Stored data entries:
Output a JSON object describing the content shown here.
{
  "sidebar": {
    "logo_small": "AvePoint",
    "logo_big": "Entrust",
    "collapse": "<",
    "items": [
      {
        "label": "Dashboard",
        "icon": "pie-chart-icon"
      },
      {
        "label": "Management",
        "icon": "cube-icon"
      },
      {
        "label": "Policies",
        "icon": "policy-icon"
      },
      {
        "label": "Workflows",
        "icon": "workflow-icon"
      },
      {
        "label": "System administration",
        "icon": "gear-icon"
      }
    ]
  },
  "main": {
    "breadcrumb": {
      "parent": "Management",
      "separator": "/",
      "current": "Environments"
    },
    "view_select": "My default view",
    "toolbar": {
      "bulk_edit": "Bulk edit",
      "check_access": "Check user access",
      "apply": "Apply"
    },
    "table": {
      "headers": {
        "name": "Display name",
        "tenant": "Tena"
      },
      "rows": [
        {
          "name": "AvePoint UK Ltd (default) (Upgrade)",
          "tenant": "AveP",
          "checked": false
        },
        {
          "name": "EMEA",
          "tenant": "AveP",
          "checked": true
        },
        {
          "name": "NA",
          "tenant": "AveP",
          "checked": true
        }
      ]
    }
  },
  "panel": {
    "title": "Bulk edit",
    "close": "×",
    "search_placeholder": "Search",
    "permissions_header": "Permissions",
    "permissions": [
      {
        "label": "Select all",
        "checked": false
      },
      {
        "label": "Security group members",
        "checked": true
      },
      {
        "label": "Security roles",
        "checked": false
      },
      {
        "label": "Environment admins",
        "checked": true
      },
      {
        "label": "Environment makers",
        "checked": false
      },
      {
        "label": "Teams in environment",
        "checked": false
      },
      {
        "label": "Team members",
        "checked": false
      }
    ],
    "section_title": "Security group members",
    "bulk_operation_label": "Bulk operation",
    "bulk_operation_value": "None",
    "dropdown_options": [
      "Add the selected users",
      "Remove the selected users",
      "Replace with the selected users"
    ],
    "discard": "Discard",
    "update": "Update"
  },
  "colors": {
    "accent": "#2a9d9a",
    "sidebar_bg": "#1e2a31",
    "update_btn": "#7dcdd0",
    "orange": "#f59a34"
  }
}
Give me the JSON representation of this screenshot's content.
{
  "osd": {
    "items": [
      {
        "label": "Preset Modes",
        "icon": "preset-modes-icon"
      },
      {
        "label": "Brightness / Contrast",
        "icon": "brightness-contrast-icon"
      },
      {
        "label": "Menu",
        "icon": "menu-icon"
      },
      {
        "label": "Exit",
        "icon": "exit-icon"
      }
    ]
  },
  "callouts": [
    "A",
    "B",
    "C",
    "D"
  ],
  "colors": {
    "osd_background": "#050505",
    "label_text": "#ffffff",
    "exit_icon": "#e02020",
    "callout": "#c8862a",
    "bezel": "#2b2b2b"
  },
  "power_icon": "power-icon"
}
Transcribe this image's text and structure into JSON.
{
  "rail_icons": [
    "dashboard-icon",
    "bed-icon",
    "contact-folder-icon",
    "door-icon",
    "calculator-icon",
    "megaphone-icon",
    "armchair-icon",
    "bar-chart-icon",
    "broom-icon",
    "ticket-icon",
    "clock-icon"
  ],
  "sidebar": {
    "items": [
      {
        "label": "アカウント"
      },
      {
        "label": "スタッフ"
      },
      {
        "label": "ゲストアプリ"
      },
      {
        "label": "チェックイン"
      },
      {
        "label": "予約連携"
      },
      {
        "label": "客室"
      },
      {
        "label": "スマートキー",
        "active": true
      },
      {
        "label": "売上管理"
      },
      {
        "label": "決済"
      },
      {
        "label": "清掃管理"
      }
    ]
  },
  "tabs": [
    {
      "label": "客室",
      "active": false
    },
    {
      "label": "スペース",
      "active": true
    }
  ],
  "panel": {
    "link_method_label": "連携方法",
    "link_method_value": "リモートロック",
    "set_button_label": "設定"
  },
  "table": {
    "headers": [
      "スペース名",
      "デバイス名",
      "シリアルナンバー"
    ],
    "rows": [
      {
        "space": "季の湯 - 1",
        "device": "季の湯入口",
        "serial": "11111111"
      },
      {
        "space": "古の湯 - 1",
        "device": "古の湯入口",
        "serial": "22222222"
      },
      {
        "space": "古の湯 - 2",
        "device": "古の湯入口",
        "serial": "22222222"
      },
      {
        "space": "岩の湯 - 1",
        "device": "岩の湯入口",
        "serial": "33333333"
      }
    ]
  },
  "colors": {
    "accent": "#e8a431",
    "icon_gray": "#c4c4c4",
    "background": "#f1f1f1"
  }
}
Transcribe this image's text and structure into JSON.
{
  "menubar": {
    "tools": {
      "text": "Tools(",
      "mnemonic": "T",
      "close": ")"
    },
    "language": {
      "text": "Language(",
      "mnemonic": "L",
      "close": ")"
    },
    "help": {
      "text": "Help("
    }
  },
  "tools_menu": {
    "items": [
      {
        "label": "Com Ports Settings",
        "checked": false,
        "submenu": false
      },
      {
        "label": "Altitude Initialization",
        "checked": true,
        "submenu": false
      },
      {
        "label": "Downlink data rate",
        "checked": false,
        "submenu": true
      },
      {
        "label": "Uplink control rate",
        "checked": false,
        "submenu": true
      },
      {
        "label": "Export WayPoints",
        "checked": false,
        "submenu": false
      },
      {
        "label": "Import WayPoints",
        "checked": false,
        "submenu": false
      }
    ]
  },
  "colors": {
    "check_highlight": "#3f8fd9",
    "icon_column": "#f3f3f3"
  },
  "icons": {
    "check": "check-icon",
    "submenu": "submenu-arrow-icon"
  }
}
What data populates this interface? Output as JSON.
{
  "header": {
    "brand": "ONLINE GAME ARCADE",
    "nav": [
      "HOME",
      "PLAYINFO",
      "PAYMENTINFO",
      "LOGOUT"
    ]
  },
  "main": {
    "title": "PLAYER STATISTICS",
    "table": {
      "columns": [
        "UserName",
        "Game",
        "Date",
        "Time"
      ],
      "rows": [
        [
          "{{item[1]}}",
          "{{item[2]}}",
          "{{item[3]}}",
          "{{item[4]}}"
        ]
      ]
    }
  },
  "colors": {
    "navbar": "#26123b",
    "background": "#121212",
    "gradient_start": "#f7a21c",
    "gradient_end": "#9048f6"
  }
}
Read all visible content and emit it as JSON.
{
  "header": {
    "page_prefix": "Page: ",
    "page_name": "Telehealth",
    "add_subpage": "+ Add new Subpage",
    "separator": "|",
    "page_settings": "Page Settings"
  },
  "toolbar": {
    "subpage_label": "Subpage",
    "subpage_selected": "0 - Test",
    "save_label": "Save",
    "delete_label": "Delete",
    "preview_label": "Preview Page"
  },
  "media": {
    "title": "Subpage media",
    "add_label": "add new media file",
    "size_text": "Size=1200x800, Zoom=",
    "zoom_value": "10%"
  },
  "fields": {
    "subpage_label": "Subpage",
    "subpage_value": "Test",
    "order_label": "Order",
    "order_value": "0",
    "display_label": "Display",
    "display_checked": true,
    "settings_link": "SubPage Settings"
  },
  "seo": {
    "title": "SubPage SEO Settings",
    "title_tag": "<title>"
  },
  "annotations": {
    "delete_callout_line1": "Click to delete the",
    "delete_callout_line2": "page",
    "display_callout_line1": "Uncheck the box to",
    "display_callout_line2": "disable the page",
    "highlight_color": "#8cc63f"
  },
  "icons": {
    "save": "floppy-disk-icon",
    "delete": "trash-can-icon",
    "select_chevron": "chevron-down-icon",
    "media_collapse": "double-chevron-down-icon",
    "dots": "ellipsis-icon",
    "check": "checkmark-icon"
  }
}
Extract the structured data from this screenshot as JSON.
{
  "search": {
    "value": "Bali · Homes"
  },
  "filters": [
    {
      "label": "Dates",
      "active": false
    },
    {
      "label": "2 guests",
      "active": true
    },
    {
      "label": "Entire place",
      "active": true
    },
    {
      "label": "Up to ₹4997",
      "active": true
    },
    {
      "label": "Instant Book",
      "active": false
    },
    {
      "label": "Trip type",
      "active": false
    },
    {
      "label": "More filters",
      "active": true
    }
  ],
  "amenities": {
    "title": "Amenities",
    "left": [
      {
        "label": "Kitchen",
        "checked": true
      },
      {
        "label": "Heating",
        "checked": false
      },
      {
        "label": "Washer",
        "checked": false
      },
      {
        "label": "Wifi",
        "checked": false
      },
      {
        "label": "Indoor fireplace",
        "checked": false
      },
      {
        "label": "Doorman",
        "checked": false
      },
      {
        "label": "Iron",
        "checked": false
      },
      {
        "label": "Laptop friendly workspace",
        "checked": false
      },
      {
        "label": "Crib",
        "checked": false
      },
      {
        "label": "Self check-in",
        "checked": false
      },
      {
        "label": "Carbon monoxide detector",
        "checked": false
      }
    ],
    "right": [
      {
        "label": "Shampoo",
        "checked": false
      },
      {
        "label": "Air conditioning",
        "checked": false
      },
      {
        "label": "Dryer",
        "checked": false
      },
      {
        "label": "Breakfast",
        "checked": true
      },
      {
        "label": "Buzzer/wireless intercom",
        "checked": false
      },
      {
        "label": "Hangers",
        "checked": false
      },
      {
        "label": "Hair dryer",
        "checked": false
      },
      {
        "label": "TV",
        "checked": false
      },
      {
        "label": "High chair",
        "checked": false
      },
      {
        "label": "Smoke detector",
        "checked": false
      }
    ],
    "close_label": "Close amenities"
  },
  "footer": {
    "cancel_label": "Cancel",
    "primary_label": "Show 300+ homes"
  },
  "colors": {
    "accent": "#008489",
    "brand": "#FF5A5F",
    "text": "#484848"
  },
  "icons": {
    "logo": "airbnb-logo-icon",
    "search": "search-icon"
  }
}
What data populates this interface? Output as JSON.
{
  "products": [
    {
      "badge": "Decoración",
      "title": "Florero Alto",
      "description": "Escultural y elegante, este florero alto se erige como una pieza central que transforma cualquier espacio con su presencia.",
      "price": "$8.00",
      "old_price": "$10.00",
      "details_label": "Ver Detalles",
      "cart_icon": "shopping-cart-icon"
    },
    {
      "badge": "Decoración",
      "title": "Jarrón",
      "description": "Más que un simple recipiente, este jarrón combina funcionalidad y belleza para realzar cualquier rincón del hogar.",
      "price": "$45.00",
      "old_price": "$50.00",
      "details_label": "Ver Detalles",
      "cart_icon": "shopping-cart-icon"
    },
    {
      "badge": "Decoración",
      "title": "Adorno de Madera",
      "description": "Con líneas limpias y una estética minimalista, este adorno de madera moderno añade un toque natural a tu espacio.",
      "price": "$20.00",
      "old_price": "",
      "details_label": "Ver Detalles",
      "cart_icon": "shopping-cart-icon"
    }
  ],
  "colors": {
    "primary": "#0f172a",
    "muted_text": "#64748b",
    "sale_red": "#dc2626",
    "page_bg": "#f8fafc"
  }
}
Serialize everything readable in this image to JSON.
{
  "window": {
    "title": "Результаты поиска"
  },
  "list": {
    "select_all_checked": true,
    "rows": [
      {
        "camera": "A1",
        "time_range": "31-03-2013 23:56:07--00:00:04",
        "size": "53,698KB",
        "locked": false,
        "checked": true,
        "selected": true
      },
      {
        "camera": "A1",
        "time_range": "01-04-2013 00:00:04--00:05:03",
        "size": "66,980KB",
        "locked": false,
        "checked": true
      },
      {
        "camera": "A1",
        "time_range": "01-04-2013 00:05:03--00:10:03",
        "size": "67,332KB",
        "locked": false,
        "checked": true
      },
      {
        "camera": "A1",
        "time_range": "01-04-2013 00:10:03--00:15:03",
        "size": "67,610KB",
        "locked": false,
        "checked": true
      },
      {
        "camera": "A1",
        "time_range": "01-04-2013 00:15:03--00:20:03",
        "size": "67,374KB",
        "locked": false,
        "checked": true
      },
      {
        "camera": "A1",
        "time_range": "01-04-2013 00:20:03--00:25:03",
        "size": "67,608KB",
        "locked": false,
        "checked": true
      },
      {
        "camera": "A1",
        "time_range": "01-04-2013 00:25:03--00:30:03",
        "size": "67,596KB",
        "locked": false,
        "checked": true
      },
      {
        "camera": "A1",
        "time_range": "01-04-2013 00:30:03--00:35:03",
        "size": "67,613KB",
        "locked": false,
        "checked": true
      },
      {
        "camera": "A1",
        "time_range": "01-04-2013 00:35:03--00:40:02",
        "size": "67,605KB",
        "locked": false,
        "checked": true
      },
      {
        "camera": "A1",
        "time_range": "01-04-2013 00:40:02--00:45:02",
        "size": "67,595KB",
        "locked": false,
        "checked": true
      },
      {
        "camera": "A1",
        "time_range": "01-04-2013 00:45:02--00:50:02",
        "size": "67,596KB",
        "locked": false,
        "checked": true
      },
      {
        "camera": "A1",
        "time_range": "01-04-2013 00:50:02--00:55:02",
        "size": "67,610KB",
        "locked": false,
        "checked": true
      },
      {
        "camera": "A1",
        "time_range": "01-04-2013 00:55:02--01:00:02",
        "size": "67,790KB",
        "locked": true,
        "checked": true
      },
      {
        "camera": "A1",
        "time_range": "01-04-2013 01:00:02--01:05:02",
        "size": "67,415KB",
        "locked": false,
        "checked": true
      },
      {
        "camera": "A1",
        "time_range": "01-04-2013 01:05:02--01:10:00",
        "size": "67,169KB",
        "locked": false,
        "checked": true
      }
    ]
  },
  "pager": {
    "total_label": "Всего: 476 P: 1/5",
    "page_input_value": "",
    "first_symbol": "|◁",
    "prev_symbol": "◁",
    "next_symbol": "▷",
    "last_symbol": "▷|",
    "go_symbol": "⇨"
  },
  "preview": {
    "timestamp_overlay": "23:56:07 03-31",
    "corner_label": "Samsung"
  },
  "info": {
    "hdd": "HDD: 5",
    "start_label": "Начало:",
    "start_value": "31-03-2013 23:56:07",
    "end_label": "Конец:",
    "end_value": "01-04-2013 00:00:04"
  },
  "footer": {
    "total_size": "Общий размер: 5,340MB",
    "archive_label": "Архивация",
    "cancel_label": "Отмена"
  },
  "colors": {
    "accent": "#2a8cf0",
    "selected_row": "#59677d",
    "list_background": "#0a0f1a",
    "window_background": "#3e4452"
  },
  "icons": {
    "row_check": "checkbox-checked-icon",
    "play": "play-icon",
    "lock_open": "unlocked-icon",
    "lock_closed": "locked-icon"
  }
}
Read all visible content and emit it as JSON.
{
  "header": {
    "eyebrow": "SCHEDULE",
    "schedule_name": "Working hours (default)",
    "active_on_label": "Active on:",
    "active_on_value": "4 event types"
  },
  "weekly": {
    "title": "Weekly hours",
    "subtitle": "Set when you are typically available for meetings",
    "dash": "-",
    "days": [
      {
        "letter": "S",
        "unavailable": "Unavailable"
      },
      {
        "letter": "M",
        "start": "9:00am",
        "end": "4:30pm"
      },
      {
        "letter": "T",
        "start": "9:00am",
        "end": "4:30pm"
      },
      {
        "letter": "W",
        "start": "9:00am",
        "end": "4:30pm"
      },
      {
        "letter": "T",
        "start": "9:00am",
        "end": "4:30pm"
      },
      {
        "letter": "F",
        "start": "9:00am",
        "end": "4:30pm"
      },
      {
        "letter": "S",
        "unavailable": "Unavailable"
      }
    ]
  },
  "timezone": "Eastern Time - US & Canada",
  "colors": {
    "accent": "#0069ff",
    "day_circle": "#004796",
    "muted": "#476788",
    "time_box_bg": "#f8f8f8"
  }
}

### Task statement
Look back over the material above and state how many lines hold the word "Test". Write the number and nothing else.

### Result of the task
2